## Given request
Please write the listing below out again exactly, leaving every picture behind.

## Records provided
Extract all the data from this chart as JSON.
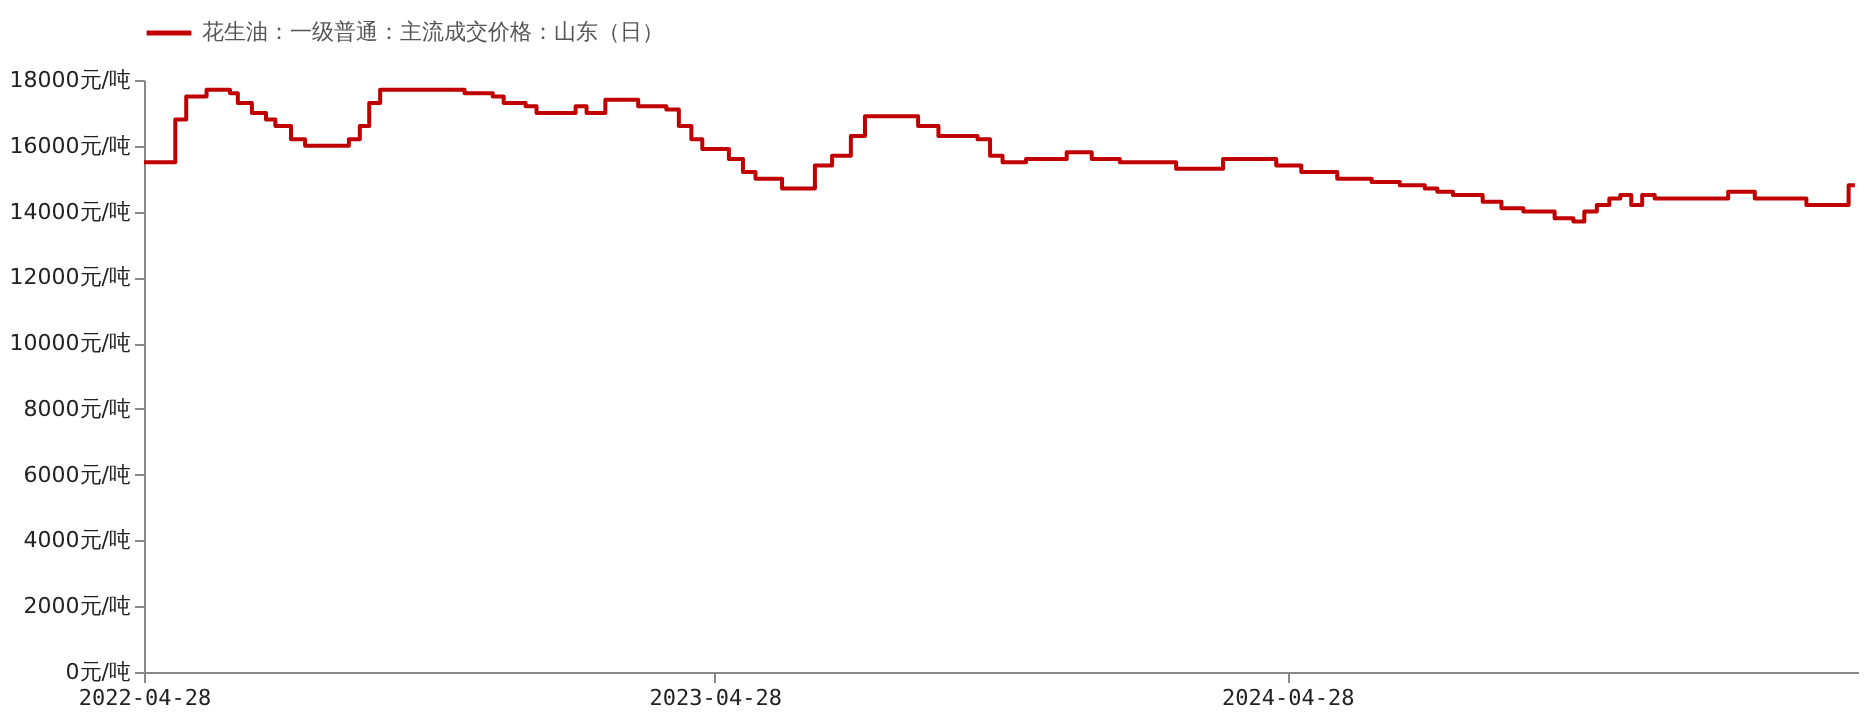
{
  "chart_data": {
    "type": "step",
    "legend": "top",
    "xlim": [
      "2022-04-28",
      "2025-04-28"
    ],
    "xticks": [
      {
        "value": "2022-04-28",
        "label": "2022-04-28"
      },
      {
        "value": "2023-04-28",
        "label": "2023-04-28"
      },
      {
        "value": "2024-04-28",
        "label": "2024-04-28"
      }
    ],
    "ylim": [
      0,
      18000
    ],
    "yticks": [
      {
        "value": 0,
        "label": "0元/吨"
      },
      {
        "value": 2000,
        "label": "2000元/吨"
      },
      {
        "value": 4000,
        "label": "4000元/吨"
      },
      {
        "value": 6000,
        "label": "6000元/吨"
      },
      {
        "value": 8000,
        "label": "8000元/吨"
      },
      {
        "value": 10000,
        "label": "10000元/吨"
      },
      {
        "value": 12000,
        "label": "12000元/吨"
      },
      {
        "value": 14000,
        "label": "14000元/吨"
      },
      {
        "value": 16000,
        "label": "16000元/吨"
      },
      {
        "value": 18000,
        "label": "18000元/吨"
      }
    ],
    "x": [
      "2022-04-28",
      "2022-05-13",
      "2022-05-18",
      "2022-05-25",
      "2022-06-07",
      "2022-06-22",
      "2022-06-27",
      "2022-07-06",
      "2022-07-15",
      "2022-07-21",
      "2022-07-31",
      "2022-08-09",
      "2022-09-06",
      "2022-09-13",
      "2022-09-19",
      "2022-09-26",
      "2022-11-19",
      "2022-12-07",
      "2022-12-14",
      "2022-12-28",
      "2023-01-04",
      "2023-01-29",
      "2023-02-05",
      "2023-02-17",
      "2023-03-10",
      "2023-03-28",
      "2023-04-05",
      "2023-04-13",
      "2023-04-20",
      "2023-04-27",
      "2023-05-07",
      "2023-05-16",
      "2023-05-24",
      "2023-06-10",
      "2023-07-01",
      "2023-07-12",
      "2023-07-24",
      "2023-08-02",
      "2023-09-05",
      "2023-09-18",
      "2023-10-13",
      "2023-10-21",
      "2023-10-29",
      "2023-11-13",
      "2023-12-09",
      "2023-12-25",
      "2024-01-12",
      "2024-02-17",
      "2024-03-18",
      "2024-04-21",
      "2024-05-07",
      "2024-05-30",
      "2024-06-21",
      "2024-07-09",
      "2024-07-25",
      "2024-08-02",
      "2024-08-12",
      "2024-08-31",
      "2024-09-12",
      "2024-09-26",
      "2024-10-16",
      "2024-10-28",
      "2024-11-04",
      "2024-11-12",
      "2024-11-20",
      "2024-11-27",
      "2024-12-04",
      "2024-12-11",
      "2024-12-19",
      "2025-02-04",
      "2025-02-21",
      "2025-03-26",
      "2025-04-22",
      "2025-04-26"
    ],
    "series": [
      {
        "name": "花生油：一级普通：主流成交价格：山东（日）",
        "color": "#c00000",
        "values": [
          15500,
          15500,
          16800,
          17500,
          17700,
          17600,
          17300,
          17000,
          16800,
          16600,
          16200,
          16000,
          16200,
          16600,
          17300,
          17700,
          17600,
          17500,
          17300,
          17200,
          17000,
          17200,
          17000,
          17400,
          17200,
          17100,
          16600,
          16200,
          15900,
          15900,
          15600,
          15200,
          15000,
          14700,
          15400,
          15700,
          16300,
          16900,
          16600,
          16300,
          16200,
          15700,
          15500,
          15600,
          15800,
          15600,
          15500,
          15300,
          15600,
          15400,
          15200,
          15000,
          14900,
          14800,
          14700,
          14600,
          14500,
          14300,
          14100,
          14000,
          13800,
          13700,
          14000,
          14200,
          14400,
          14500,
          14200,
          14500,
          14400,
          14600,
          14400,
          14200,
          14800,
          14800
        ]
      }
    ]
  }
}
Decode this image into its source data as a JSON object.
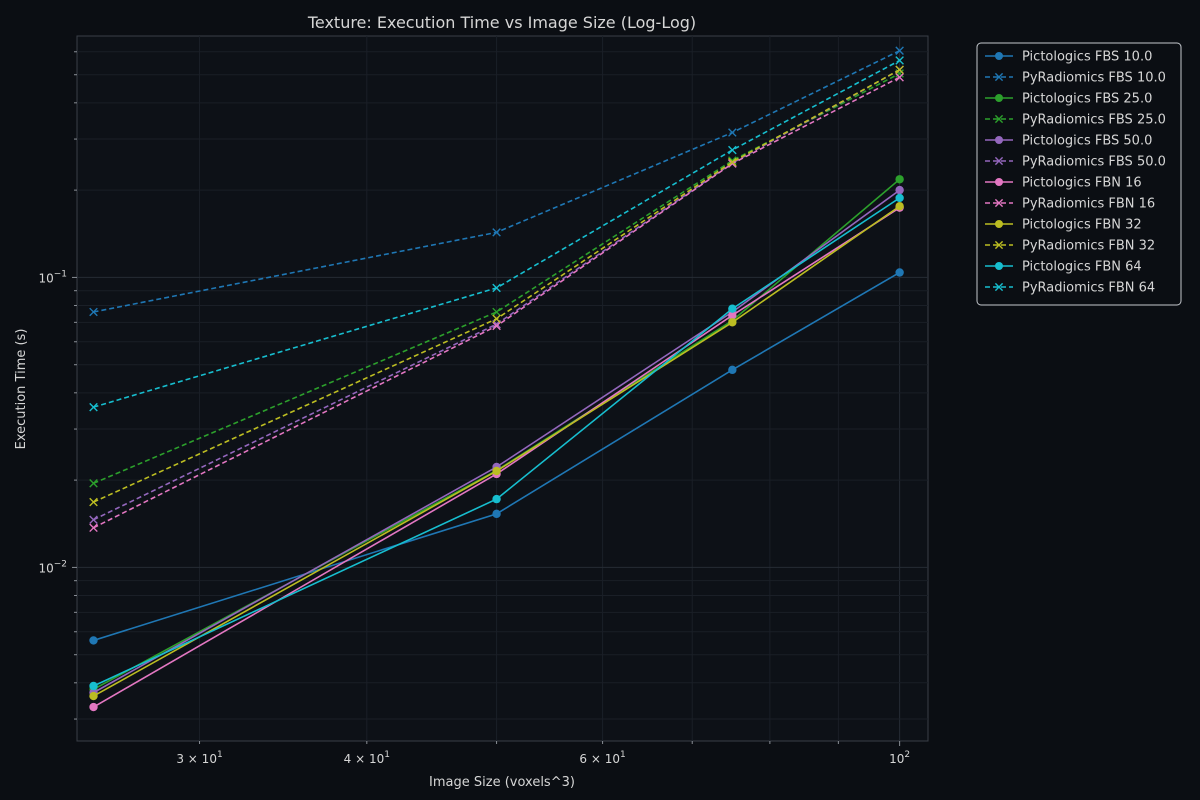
{
  "chart_data": {
    "type": "line",
    "title": "Texture: Execution Time vs Image Size (Log-Log)",
    "xlabel": "Image Size (voxels^3)",
    "ylabel": "Execution Time (s)",
    "x_scale": "log",
    "y_scale": "log",
    "xlim": [
      24.3,
      105
    ],
    "ylim": [
      0.00252,
      0.68
    ],
    "grid": true,
    "legend_position": "outside-right",
    "x_ticks": [
      {
        "value": 30,
        "base": "3 × 10",
        "exp": "1"
      },
      {
        "value": 40,
        "base": "4 × 10",
        "exp": "1"
      },
      {
        "value": 60,
        "base": "6 × 10",
        "exp": "1"
      },
      {
        "value": 100,
        "base": "10",
        "exp": "2"
      }
    ],
    "y_ticks": [
      {
        "value": 0.01,
        "base": "10",
        "exp": "−2"
      },
      {
        "value": 0.1,
        "base": "10",
        "exp": "−1"
      }
    ],
    "x": [
      25,
      50,
      75,
      100
    ],
    "series": [
      {
        "name": "Pictologics FBS 10.0",
        "color": "#1f77b4",
        "dash": false,
        "marker": "circle",
        "values": [
          0.0056,
          0.0153,
          0.048,
          0.104
        ]
      },
      {
        "name": "PyRadiomics FBS 10.0",
        "color": "#1f77b4",
        "dash": true,
        "marker": "x",
        "values": [
          0.076,
          0.143,
          0.316,
          0.605
        ]
      },
      {
        "name": "Pictologics FBS 25.0",
        "color": "#2ca02c",
        "dash": false,
        "marker": "circle",
        "values": [
          0.0038,
          0.0216,
          0.071,
          0.218
        ]
      },
      {
        "name": "PyRadiomics FBS 25.0",
        "color": "#2ca02c",
        "dash": true,
        "marker": "x",
        "values": [
          0.0195,
          0.076,
          0.253,
          0.505
        ]
      },
      {
        "name": "Pictologics FBS 50.0",
        "color": "#9467bd",
        "dash": false,
        "marker": "circle",
        "values": [
          0.0037,
          0.0222,
          0.076,
          0.2
        ]
      },
      {
        "name": "PyRadiomics FBS 50.0",
        "color": "#9467bd",
        "dash": true,
        "marker": "x",
        "values": [
          0.0146,
          0.069,
          0.248,
          0.52
        ]
      },
      {
        "name": "Pictologics FBN 16",
        "color": "#e377c2",
        "dash": false,
        "marker": "circle",
        "values": [
          0.0033,
          0.021,
          0.074,
          0.174
        ]
      },
      {
        "name": "PyRadiomics FBN 16",
        "color": "#e377c2",
        "dash": true,
        "marker": "x",
        "values": [
          0.0137,
          0.068,
          0.247,
          0.49
        ]
      },
      {
        "name": "Pictologics FBN 32",
        "color": "#bcbd22",
        "dash": false,
        "marker": "circle",
        "values": [
          0.0036,
          0.0215,
          0.07,
          0.176
        ]
      },
      {
        "name": "PyRadiomics FBN 32",
        "color": "#bcbd22",
        "dash": true,
        "marker": "x",
        "values": [
          0.0168,
          0.072,
          0.25,
          0.52
        ]
      },
      {
        "name": "Pictologics FBN 64",
        "color": "#17becf",
        "dash": false,
        "marker": "circle",
        "values": [
          0.0039,
          0.0172,
          0.078,
          0.188
        ]
      },
      {
        "name": "PyRadiomics FBN 64",
        "color": "#17becf",
        "dash": true,
        "marker": "x",
        "values": [
          0.0357,
          0.092,
          0.275,
          0.56
        ]
      }
    ]
  }
}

## Output of the exercise
Extract all the data from this chart as JSON.
{
  "chart_data": {
    "type": "step",
    "legend": "top",
    "xlim": [
      "2022-04-28",
      "2025-04-28"
    ],
    "xticks": [
      {
        "value": "2022-04-28",
        "label": "2022-04-28"
      },
      {
        "value": "2023-04-28",
        "label": "2023-04-28"
      },
      {
        "value": "2024-04-28",
        "label": "2024-04-28"
      }
    ],
    "ylim": [
      0,
      18000
    ],
    "yticks": [
      {
        "value": 0,
        "label": "0元/吨"
      },
      {
        "value": 2000,
        "label": "2000元/吨"
      },
      {
        "value": 4000,
        "label": "4000元/吨"
      },
      {
        "value": 6000,
        "label": "6000元/吨"
      },
      {
        "value": 8000,
        "label": "8000元/吨"
      },
      {
        "value": 10000,
        "label": "10000元/吨"
      },
      {
        "value": 12000,
        "label": "12000元/吨"
      },
      {
        "value": 14000,
        "label": "14000元/吨"
      },
      {
        "value": 16000,
        "label": "16000元/吨"
      },
      {
        "value": 18000,
        "label": "18000元/吨"
      }
    ],
    "x": [
      "2022-04-28",
      "2022-05-13",
      "2022-05-18",
      "2022-05-25",
      "2022-06-07",
      "2022-06-22",
      "2022-06-27",
      "2022-07-06",
      "2022-07-15",
      "2022-07-21",
      "2022-07-31",
      "2022-08-09",
      "2022-09-06",
      "2022-09-13",
      "2022-09-19",
      "2022-09-26",
      "2022-11-19",
      "2022-12-07",
      "2022-12-14",
      "2022-12-28",
      "2023-01-04",
      "2023-01-29",
      "2023-02-05",
      "2023-02-17",
      "2023-03-10",
      "2023-03-28",
      "2023-04-05",
      "2023-04-13",
      "2023-04-20",
      "2023-04-27",
      "2023-05-07",
      "2023-05-16",
      "2023-05-24",
      "2023-06-10",
      "2023-07-01",
      "2023-07-12",
      "2023-07-24",
      "2023-08-02",
      "2023-09-05",
      "2023-09-18",
      "2023-10-13",
      "2023-10-21",
      "2023-10-29",
      "2023-11-13",
      "2023-12-09",
      "2023-12-25",
      "2024-01-12",
      "2024-02-17",
      "2024-03-18",
      "2024-04-21",
      "2024-05-07",
      "2024-05-30",
      "2024-06-21",
      "2024-07-09",
      "2024-07-25",
      "2024-08-02",
      "2024-08-12",
      "2024-08-31",
      "2024-09-12",
      "2024-09-26",
      "2024-10-16",
      "2024-10-28",
      "2024-11-04",
      "2024-11-12",
      "2024-11-20",
      "2024-11-27",
      "2024-12-04",
      "2024-12-11",
      "2024-12-19",
      "2025-02-04",
      "2025-02-21",
      "2025-03-26",
      "2025-04-22",
      "2025-04-26"
    ],
    "series": [
      {
        "name": "花生油：一级普通：主流成交价格：山东（日）",
        "color": "#c00000",
        "values": [
          15500,
          15500,
          16800,
          17500,
          17700,
          17600,
          17300,
          17000,
          16800,
          16600,
          16200,
          16000,
          16200,
          16600,
          17300,
          17700,
          17600,
          17500,
          17300,
          17200,
          17000,
          17200,
          17000,
          17400,
          17200,
          17100,
          16600,
          16200,
          15900,
          15900,
          15600,
          15200,
          15000,
          14700,
          15400,
          15700,
          16300,
          16900,
          16600,
          16300,
          16200,
          15700,
          15500,
          15600,
          15800,
          15600,
          15500,
          15300,
          15600,
          15400,
          15200,
          15000,
          14900,
          14800,
          14700,
          14600,
          14500,
          14300,
          14100,
          14000,
          13800,
          13700,
          14000,
          14200,
          14400,
          14500,
          14200,
          14500,
          14400,
          14600,
          14400,
          14200,
          14800,
          14800
        ]
      }
    ]
  }
}
Decode this image into its source data as a JSON object.
{
  "chart_data": {
    "type": "line",
    "title": "Texture: Execution Time vs Image Size (Log-Log)",
    "xlabel": "Image Size (voxels^3)",
    "ylabel": "Execution Time (s)",
    "x_scale": "log",
    "y_scale": "log",
    "xlim": [
      24.3,
      105
    ],
    "ylim": [
      0.00252,
      0.68
    ],
    "grid": true,
    "legend_position": "outside-right",
    "x_ticks": [
      {
        "value": 30,
        "base": "3 × 10",
        "exp": "1"
      },
      {
        "value": 40,
        "base": "4 × 10",
        "exp": "1"
      },
      {
        "value": 60,
        "base": "6 × 10",
        "exp": "1"
      },
      {
        "value": 100,
        "base": "10",
        "exp": "2"
      }
    ],
    "y_ticks": [
      {
        "value": 0.01,
        "base": "10",
        "exp": "−2"
      },
      {
        "value": 0.1,
        "base": "10",
        "exp": "−1"
      }
    ],
    "x": [
      25,
      50,
      75,
      100
    ],
    "series": [
      {
        "name": "Pictologics FBS 10.0",
        "color": "#1f77b4",
        "dash": false,
        "marker": "circle",
        "values": [
          0.0056,
          0.0153,
          0.048,
          0.104
        ]
      },
      {
        "name": "PyRadiomics FBS 10.0",
        "color": "#1f77b4",
        "dash": true,
        "marker": "x",
        "values": [
          0.076,
          0.143,
          0.316,
          0.605
        ]
      },
      {
        "name": "Pictologics FBS 25.0",
        "color": "#2ca02c",
        "dash": false,
        "marker": "circle",
        "values": [
          0.0038,
          0.0216,
          0.071,
          0.218
        ]
      },
      {
        "name": "PyRadiomics FBS 25.0",
        "color": "#2ca02c",
        "dash": true,
        "marker": "x",
        "values": [
          0.0195,
          0.076,
          0.253,
          0.505
        ]
      },
      {
        "name": "Pictologics FBS 50.0",
        "color": "#9467bd",
        "dash": false,
        "marker": "circle",
        "values": [
          0.0037,
          0.0222,
          0.076,
          0.2
        ]
      },
      {
        "name": "PyRadiomics FBS 50.0",
        "color": "#9467bd",
        "dash": true,
        "marker": "x",
        "values": [
          0.0146,
          0.069,
          0.248,
          0.52
        ]
      },
      {
        "name": "Pictologics FBN 16",
        "color": "#e377c2",
        "dash": false,
        "marker": "circle",
        "values": [
          0.0033,
          0.021,
          0.074,
          0.174
        ]
      },
      {
        "name": "PyRadiomics FBN 16",
        "color": "#e377c2",
        "dash": true,
        "marker": "x",
        "values": [
          0.0137,
          0.068,
          0.247,
          0.49
        ]
      },
      {
        "name": "Pictologics FBN 32",
        "color": "#bcbd22",
        "dash": false,
        "marker": "circle",
        "values": [
          0.0036,
          0.0215,
          0.07,
          0.176
        ]
      },
      {
        "name": "PyRadiomics FBN 32",
        "color": "#bcbd22",
        "dash": true,
        "marker": "x",
        "values": [
          0.0168,
          0.072,
          0.25,
          0.52
        ]
      },
      {
        "name": "Pictologics FBN 64",
        "color": "#17becf",
        "dash": false,
        "marker": "circle",
        "values": [
          0.0039,
          0.0172,
          0.078,
          0.188
        ]
      },
      {
        "name": "PyRadiomics FBN 64",
        "color": "#17becf",
        "dash": true,
        "marker": "x",
        "values": [
          0.0357,
          0.092,
          0.275,
          0.56
        ]
      }
    ]
  }
}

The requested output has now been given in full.